_Problem:_ Copy every line of the listing that holds the string "subject".

□ □ □ □ □ □ □

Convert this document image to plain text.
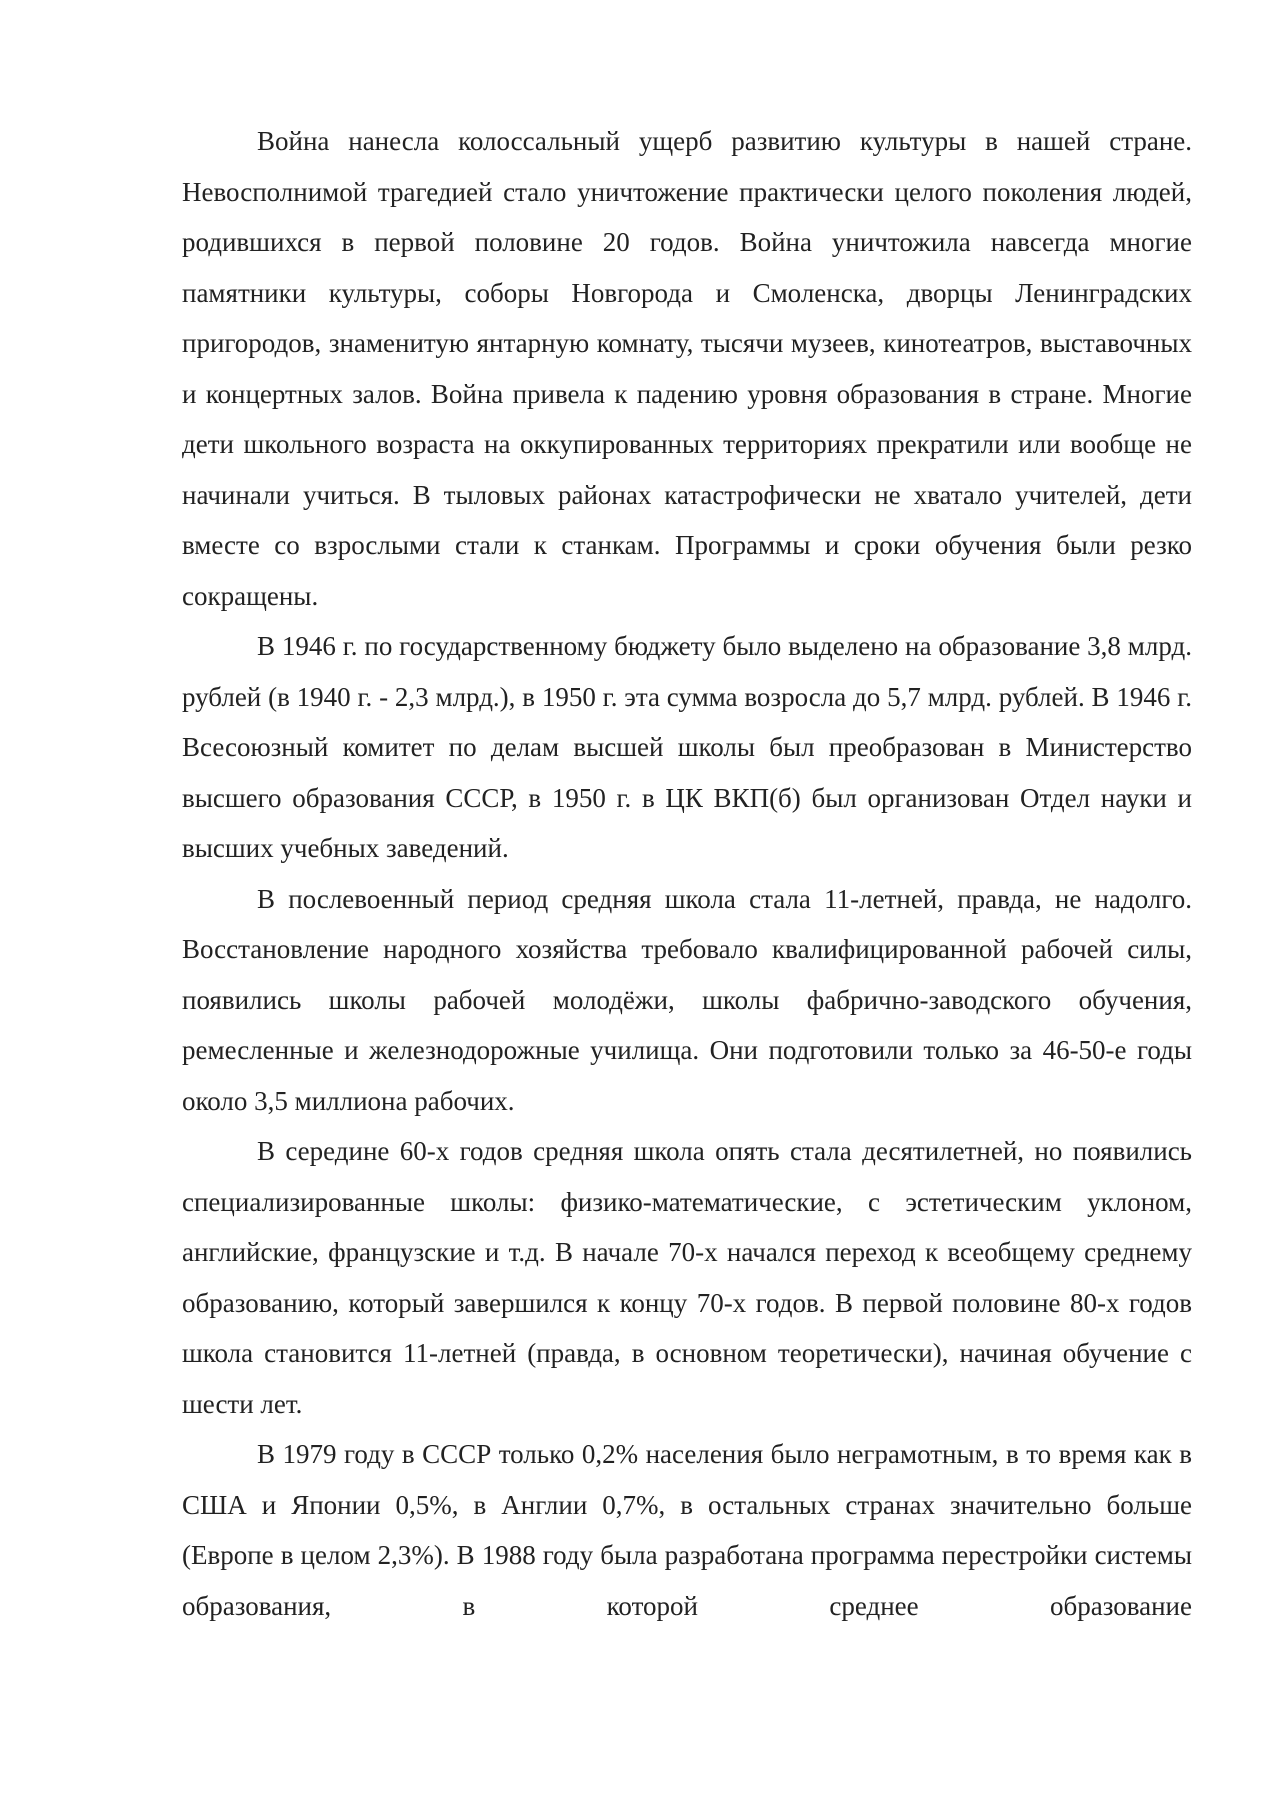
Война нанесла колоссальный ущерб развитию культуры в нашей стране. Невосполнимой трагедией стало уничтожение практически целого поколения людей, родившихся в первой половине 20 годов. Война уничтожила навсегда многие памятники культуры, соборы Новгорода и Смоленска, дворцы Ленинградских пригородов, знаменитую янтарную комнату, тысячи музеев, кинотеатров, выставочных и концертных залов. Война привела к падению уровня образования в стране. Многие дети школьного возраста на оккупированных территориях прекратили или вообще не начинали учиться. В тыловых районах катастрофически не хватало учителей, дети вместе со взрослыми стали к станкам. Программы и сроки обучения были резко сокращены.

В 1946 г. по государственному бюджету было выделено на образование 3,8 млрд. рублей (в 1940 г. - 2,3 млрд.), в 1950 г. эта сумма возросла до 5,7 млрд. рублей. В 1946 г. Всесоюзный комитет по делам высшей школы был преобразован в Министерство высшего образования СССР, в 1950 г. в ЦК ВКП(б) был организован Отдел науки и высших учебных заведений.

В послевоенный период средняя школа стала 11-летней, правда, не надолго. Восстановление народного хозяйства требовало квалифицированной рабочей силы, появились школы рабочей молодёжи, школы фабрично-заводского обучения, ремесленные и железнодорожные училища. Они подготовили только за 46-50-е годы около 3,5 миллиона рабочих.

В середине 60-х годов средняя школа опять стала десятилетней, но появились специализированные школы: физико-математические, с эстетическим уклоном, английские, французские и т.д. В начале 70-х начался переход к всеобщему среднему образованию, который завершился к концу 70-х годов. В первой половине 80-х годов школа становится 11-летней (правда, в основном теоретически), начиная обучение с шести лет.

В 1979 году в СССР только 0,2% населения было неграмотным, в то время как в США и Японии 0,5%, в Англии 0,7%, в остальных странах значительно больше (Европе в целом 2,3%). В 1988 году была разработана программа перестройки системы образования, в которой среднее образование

□ □ □ □ □ □ □

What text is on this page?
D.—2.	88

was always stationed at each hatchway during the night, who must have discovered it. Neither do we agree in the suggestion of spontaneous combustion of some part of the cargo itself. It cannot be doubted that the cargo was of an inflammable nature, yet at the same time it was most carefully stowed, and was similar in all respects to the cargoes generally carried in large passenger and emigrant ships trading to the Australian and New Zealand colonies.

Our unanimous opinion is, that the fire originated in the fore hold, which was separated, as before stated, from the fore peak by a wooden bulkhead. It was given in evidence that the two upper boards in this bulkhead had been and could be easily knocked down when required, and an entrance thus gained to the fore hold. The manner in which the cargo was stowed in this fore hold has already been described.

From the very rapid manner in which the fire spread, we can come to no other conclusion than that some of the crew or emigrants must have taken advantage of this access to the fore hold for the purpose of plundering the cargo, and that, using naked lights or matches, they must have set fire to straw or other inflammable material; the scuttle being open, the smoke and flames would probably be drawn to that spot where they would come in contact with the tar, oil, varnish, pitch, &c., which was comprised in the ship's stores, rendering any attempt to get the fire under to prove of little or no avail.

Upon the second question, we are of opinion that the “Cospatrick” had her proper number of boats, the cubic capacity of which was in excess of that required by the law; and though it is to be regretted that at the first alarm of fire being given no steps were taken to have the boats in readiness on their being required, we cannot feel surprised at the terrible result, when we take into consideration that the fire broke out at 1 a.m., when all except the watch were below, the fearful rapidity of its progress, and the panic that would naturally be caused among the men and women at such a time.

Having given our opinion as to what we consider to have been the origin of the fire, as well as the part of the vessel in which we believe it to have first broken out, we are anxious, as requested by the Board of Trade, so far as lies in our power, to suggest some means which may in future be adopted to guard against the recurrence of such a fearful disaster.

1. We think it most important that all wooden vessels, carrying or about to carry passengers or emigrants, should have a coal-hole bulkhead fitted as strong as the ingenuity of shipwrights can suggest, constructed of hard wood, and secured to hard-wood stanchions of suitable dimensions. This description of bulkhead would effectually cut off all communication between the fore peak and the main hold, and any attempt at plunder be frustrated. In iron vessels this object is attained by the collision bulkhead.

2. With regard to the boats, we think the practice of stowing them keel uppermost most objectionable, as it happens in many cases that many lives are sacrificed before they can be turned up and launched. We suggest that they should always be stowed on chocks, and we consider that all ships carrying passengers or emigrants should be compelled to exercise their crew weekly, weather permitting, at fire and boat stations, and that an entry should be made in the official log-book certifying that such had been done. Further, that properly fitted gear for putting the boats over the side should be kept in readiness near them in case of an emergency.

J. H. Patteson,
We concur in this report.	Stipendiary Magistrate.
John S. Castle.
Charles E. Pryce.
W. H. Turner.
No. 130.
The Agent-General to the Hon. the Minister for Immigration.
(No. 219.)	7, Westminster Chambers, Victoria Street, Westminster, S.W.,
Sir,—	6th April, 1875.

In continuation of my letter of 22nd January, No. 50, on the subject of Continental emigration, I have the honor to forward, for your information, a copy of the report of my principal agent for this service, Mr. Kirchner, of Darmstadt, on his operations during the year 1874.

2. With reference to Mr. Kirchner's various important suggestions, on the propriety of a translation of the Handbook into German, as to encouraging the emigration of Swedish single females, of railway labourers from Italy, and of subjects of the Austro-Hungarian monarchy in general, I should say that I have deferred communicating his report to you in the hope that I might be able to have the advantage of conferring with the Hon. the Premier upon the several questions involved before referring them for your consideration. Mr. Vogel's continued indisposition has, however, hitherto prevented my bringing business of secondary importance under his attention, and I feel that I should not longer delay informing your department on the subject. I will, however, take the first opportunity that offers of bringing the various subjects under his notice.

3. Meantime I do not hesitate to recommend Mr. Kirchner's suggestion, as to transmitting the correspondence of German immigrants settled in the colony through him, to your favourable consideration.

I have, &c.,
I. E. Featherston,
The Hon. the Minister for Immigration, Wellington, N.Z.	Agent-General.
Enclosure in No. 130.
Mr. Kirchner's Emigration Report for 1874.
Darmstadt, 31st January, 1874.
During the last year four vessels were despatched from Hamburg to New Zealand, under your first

□ □ □ □ □ □ □

_Exercise result:_
In continuation of my letter of 22nd January, No. 50, on the subject of Continental emigration, I have the honor to forward, for your information, a copy of the report of my principal agent for this service, Mr. Kirchner, of Darmstadt, on his operations during the year 1874.
2. With reference to Mr. Kirchner's various important suggestions, on the propriety of a translation of the Handbook into German, as to encouraging the emigration of Swedish single females, of railway labourers from Italy, and of subjects of the Austro-Hungarian monarchy in general, I should say that I have deferred communicating his report to you in the hope that I might be able to have the advantage of conferring with the Hon. the Premier upon the several questions involved before referring them for your consideration. Mr. Vogel's continued indisposition has, however, hitherto prevented my bringing business of secondary importance under his attention, and I feel that I should not longer delay informing your department on the subject. I will, however, take the first opportunity that offers of bringing the various subjects under his notice.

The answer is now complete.